• **Text**
— Begin —

After a rather long and chaotic day (many undergraduates being foolish – getting distinctly irritated with some of them), reading Beckford's Vathek (and The Episodes of Vathek) for fun, late at night.
My taste for fantasy was established largely by Lin Carter's vast publishing venture in the 1970s, the Ballantine Adult Fantasy line. A lot of excellent books, many of which I still read – Cabell, Bramah, Mirrlees, etc. He published a version of Vathek, and I bought it, and I tried to read it – but couldn't make any sense of it; it was clearly far too adult for me at the time.
Well, I am now (obviously) older. Have come back to this quasi-decadent English classic after many years – and it is indeed well-written, fascinating, even rather funny in a dark way. The heavily perfumed decadence, the amazing antics of the selfish Caliph and his manipulative mother, and of course the absurd trials of his put-upon subjects – and why don't they rise up against him? but that's a very modern, democratic question. And the whole moves at such a strange pace – the careful, ornamented prose is just the vehicle for a headlong rush of incidents and surprises; despite the apparent calmness of any given sentence, the plot pulls you along without stopping. It's almost like reading a more sensual, spice-laden version of the antics of Caligula, Heliogabalus, Nero – it has that kind of twisty I-can't-believe-he-got-away-with-that flavor.

— End —

Layout annotation data
— Begin —

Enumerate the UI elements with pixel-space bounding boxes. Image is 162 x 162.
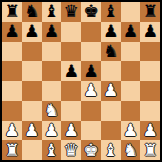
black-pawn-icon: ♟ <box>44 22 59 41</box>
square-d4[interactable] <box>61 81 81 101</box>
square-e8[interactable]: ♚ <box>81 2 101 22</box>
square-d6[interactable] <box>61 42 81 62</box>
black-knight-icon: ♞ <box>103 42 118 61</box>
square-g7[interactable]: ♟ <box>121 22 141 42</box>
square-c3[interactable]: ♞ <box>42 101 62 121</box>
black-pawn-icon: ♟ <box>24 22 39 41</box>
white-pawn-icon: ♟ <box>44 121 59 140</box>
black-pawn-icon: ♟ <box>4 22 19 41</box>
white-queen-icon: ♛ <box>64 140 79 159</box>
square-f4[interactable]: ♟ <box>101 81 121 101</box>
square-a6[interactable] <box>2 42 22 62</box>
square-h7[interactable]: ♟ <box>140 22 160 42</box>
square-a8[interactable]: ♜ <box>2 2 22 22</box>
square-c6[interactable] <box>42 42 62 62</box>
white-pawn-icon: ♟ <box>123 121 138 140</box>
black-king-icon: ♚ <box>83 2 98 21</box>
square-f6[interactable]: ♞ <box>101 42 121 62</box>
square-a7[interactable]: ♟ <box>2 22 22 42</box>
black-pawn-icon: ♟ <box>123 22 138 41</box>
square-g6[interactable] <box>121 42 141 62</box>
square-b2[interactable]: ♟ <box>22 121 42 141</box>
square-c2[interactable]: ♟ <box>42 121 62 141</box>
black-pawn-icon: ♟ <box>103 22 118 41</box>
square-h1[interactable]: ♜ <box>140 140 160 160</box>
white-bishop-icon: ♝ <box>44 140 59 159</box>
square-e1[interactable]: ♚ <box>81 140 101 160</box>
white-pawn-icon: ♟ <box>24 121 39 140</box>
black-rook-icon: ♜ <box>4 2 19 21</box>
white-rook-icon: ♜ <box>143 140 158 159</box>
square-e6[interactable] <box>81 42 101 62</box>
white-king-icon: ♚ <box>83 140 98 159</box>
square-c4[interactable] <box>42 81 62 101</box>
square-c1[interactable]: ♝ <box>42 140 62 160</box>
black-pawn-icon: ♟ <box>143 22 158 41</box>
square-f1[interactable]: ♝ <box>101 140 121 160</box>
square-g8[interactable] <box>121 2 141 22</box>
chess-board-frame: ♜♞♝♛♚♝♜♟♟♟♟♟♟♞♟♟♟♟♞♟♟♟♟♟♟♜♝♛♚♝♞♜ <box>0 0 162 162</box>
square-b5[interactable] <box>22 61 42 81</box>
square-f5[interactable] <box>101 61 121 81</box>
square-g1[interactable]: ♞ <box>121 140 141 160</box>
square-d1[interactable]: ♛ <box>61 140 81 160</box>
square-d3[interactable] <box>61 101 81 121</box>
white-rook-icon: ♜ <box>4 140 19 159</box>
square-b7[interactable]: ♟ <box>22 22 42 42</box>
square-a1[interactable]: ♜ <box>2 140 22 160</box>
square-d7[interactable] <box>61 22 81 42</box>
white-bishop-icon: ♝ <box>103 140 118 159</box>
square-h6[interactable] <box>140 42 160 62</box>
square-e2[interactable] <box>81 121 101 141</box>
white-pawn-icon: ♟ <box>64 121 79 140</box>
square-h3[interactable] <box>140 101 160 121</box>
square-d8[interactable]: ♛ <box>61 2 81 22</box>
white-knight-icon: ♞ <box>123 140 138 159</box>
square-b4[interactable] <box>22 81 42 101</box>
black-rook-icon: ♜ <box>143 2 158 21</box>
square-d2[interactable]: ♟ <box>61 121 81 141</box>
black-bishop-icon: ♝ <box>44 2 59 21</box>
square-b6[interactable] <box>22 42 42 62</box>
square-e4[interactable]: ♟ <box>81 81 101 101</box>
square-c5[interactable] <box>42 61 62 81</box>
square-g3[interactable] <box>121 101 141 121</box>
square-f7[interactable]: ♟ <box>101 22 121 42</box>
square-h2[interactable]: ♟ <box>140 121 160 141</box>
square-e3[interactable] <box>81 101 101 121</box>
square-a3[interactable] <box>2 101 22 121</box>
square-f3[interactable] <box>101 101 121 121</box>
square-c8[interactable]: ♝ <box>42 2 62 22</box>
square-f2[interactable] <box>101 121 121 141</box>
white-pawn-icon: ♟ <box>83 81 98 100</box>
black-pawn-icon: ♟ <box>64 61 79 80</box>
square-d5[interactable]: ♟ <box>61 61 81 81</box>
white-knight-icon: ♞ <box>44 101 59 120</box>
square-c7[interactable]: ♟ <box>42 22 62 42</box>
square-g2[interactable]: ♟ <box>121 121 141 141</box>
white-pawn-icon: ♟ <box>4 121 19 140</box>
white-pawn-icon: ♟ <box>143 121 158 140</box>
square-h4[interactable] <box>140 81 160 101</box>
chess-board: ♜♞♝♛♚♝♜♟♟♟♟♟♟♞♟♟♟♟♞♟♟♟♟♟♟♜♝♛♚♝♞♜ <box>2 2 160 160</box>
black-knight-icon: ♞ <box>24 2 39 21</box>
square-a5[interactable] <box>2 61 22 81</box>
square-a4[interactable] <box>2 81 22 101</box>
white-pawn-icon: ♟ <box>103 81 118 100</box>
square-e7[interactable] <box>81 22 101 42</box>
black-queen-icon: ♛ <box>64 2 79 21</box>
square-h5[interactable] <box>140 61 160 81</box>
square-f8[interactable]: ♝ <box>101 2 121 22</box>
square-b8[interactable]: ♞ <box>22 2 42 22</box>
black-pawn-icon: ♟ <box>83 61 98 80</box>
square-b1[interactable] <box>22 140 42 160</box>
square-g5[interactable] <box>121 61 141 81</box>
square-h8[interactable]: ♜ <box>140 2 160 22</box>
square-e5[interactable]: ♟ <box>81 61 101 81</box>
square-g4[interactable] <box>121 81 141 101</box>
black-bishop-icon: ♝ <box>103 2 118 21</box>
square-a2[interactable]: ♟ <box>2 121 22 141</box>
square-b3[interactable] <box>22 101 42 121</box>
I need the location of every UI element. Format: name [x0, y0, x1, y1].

— End —
— Begin —

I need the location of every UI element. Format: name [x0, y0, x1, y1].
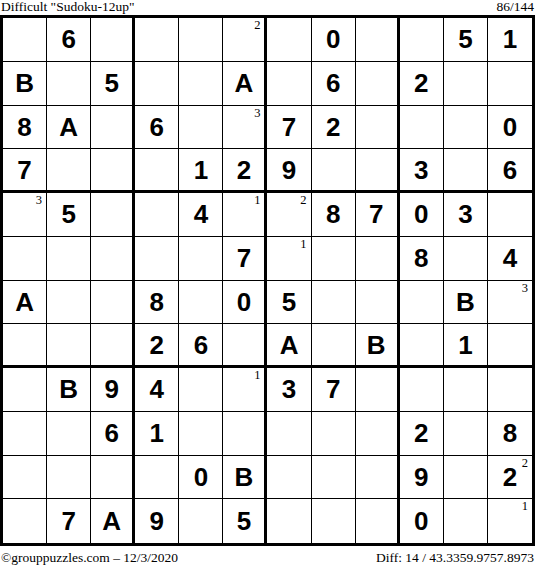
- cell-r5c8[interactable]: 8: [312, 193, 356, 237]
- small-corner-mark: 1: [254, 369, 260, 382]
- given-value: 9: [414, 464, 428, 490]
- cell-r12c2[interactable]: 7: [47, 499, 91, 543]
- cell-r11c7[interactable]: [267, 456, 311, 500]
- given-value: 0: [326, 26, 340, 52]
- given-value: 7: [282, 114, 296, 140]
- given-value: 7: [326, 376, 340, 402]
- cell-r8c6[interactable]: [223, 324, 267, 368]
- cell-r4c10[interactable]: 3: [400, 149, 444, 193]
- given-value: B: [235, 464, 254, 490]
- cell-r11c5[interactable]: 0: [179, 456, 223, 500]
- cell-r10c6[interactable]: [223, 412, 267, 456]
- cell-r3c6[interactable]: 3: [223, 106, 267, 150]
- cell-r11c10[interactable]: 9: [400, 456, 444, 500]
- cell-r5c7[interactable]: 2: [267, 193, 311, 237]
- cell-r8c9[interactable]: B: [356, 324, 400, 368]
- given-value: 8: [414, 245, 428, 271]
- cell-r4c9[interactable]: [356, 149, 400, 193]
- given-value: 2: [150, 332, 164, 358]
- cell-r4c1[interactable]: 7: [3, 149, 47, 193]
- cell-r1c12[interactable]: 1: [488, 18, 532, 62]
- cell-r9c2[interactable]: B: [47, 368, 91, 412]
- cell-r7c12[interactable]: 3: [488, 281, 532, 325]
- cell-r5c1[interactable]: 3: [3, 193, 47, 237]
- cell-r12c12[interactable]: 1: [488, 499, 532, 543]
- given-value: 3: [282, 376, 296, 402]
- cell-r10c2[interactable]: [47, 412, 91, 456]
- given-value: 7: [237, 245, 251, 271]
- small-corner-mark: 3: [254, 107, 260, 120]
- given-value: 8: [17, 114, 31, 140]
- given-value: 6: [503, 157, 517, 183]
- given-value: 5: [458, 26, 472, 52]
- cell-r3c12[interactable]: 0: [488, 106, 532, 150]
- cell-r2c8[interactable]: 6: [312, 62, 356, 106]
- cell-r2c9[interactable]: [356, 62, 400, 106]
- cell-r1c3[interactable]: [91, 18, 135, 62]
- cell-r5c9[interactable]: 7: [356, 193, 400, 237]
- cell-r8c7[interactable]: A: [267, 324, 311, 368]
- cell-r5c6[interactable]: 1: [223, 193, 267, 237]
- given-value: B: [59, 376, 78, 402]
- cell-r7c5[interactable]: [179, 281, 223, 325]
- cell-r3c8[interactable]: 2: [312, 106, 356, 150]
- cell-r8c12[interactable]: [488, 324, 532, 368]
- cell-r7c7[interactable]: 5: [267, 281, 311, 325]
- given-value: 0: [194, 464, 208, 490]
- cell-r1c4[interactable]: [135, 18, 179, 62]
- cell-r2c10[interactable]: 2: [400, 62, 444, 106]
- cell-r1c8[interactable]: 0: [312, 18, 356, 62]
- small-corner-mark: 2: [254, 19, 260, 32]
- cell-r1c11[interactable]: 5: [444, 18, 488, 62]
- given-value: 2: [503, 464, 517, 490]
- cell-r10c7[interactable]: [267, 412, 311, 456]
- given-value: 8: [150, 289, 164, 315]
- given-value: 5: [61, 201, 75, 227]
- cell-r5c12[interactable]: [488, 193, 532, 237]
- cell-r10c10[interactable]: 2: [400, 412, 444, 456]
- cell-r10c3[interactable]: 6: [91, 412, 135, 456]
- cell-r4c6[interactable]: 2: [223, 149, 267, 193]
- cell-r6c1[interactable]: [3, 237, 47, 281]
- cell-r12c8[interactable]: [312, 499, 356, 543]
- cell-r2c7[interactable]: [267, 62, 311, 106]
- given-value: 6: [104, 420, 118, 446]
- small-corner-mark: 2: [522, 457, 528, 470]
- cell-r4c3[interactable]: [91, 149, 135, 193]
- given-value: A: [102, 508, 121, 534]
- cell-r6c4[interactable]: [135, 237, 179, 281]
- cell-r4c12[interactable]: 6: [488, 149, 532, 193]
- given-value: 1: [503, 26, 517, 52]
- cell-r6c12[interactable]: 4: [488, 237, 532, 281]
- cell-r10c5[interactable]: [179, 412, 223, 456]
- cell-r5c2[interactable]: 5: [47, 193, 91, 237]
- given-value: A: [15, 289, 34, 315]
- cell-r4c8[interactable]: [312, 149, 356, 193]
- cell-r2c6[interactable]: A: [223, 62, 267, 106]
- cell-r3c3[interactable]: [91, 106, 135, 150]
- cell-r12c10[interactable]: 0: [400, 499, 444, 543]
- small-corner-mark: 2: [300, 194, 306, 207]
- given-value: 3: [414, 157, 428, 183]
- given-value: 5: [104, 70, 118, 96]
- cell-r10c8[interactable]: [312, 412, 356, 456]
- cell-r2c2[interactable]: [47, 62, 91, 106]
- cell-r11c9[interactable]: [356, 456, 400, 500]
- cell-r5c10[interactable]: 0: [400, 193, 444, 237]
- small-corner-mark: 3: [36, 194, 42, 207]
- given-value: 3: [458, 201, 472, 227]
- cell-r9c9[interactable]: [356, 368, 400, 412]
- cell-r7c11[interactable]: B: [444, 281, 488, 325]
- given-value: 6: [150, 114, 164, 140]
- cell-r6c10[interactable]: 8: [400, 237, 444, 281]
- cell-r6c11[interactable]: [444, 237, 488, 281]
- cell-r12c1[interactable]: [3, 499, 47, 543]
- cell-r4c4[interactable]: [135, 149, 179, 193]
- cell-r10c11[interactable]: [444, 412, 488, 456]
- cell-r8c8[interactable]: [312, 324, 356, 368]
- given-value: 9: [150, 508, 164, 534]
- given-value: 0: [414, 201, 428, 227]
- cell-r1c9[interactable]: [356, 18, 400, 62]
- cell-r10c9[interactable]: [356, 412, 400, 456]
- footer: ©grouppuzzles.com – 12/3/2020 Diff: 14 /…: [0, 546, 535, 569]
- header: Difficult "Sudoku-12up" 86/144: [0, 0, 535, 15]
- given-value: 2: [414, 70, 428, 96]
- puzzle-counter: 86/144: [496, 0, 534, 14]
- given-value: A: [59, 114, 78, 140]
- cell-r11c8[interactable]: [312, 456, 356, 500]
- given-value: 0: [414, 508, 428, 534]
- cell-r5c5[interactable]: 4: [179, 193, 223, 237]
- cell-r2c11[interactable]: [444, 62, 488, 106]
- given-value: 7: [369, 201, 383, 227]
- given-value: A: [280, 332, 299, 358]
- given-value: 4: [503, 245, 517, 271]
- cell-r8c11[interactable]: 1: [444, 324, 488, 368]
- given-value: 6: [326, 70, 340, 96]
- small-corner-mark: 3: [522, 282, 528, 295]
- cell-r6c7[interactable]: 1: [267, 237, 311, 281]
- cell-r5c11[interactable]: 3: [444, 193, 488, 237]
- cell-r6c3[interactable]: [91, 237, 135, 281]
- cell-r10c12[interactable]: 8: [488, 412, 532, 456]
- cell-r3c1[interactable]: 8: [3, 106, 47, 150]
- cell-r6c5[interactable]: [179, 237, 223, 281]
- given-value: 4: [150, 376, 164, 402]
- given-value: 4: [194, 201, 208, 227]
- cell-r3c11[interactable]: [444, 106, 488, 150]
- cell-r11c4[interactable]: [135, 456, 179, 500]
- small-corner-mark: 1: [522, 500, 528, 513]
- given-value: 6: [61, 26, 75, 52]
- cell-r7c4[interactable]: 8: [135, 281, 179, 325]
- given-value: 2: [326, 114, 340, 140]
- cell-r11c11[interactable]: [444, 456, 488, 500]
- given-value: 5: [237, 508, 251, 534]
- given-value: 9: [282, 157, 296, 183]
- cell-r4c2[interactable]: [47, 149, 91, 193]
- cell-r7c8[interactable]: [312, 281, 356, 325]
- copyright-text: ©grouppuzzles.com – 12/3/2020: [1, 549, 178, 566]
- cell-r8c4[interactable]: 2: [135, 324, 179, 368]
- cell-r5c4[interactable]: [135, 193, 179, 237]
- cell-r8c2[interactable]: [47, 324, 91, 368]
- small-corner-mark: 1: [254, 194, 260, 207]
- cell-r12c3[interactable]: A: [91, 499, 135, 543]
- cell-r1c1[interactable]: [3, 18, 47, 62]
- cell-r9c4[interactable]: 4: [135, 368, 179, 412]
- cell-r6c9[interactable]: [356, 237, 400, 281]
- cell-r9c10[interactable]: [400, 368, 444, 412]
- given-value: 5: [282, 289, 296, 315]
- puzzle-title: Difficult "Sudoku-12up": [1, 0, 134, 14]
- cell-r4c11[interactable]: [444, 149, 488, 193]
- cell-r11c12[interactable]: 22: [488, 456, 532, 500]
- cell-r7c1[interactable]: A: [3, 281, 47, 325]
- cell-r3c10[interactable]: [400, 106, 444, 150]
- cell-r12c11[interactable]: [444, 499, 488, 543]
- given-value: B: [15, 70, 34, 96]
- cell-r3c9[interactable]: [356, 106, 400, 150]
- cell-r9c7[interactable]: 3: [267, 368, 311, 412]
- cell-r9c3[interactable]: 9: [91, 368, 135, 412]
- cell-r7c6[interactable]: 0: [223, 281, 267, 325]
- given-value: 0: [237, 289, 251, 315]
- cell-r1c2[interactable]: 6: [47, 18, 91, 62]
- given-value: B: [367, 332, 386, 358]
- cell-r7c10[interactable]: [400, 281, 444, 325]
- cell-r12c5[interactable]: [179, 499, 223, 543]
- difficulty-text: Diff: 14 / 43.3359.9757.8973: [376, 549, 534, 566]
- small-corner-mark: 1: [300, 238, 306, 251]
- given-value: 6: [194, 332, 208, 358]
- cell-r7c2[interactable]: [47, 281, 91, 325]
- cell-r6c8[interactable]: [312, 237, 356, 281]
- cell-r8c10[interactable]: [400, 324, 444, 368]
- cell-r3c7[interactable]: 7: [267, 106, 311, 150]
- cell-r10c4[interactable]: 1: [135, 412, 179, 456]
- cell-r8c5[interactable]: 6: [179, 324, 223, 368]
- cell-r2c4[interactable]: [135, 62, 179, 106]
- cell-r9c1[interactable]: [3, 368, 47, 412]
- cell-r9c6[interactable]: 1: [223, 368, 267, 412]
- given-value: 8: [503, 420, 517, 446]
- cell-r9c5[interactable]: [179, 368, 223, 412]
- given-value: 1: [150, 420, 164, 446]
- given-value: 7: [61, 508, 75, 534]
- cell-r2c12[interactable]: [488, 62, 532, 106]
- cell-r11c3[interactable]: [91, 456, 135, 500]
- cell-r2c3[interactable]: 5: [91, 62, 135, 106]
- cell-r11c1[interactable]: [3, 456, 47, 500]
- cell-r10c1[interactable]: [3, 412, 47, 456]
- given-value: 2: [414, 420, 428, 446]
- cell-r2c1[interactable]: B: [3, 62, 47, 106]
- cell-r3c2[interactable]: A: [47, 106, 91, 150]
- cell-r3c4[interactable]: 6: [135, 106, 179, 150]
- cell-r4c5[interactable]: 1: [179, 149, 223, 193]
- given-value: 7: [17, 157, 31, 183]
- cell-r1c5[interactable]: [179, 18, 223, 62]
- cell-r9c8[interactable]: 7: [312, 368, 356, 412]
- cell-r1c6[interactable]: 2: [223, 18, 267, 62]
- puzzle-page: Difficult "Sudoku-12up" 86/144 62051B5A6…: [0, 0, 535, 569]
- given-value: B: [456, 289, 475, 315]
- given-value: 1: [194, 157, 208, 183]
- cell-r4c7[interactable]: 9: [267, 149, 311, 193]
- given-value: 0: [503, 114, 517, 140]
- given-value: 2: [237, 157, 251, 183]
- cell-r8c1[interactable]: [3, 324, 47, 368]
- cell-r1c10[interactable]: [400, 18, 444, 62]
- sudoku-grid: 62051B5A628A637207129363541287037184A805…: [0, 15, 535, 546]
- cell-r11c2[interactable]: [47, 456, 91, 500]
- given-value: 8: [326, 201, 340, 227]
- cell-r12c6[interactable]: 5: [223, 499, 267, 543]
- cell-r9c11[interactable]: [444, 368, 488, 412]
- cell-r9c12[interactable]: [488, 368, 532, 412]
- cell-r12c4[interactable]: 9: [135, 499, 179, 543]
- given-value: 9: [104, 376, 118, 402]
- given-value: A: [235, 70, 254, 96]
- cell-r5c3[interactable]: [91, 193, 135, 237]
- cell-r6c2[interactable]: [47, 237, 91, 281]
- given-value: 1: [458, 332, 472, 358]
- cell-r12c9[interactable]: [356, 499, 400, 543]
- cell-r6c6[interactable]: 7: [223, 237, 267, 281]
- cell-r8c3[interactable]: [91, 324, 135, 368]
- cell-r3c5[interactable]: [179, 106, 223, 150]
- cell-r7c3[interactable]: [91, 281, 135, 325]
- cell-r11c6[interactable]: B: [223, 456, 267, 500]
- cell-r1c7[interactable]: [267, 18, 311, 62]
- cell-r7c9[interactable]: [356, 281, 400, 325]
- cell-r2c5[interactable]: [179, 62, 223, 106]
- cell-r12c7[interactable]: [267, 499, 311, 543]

— End —

• **Aim**
Copy the passage on reading Vathek word for word, from its first sentence to its last. The data above stand apart from the passage on Vathek and are separate material.

• **Solution for this problem**
After a rather long and chaotic day (many undergraduates being foolish – getting distinctly irritated with some of them), reading Beckford's Vathek (and The Episodes of Vathek) for fun, late at night.
My taste for fantasy was established largely by Lin Carter's vast publishing venture in the 1970s, the Ballantine Adult Fantasy line. A lot of excellent books, many of which I still read – Cabell, Bramah, Mirrlees, etc. He published a version of Vathek, and I bought it, and I tried to read it – but couldn't make any sense of it; it was clearly far too adult for me at the time.
Well, I am now (obviously) older. Have come back to this quasi-decadent English classic after many years – and it is indeed well-written, fascinating, even rather funny in a dark way. The heavily perfumed decadence, the amazing antics of the selfish Caliph and his manipulative mother, and of course the absurd trials of his put-upon subjects – and why don't they rise up against him? but that's a very modern, democratic question. And the whole moves at such a strange pace – the careful, ornamented prose is just the vehicle for a headlong rush of incidents and surprises; despite the apparent calmness of any given sentence, the plot pulls you along without stopping. It's almost like reading a more sensual, spice-laden version of the antics of Caligula, Heliogabalus, Nero – it has that kind of twisty I-can't-believe-he-got-away-with-that flavor.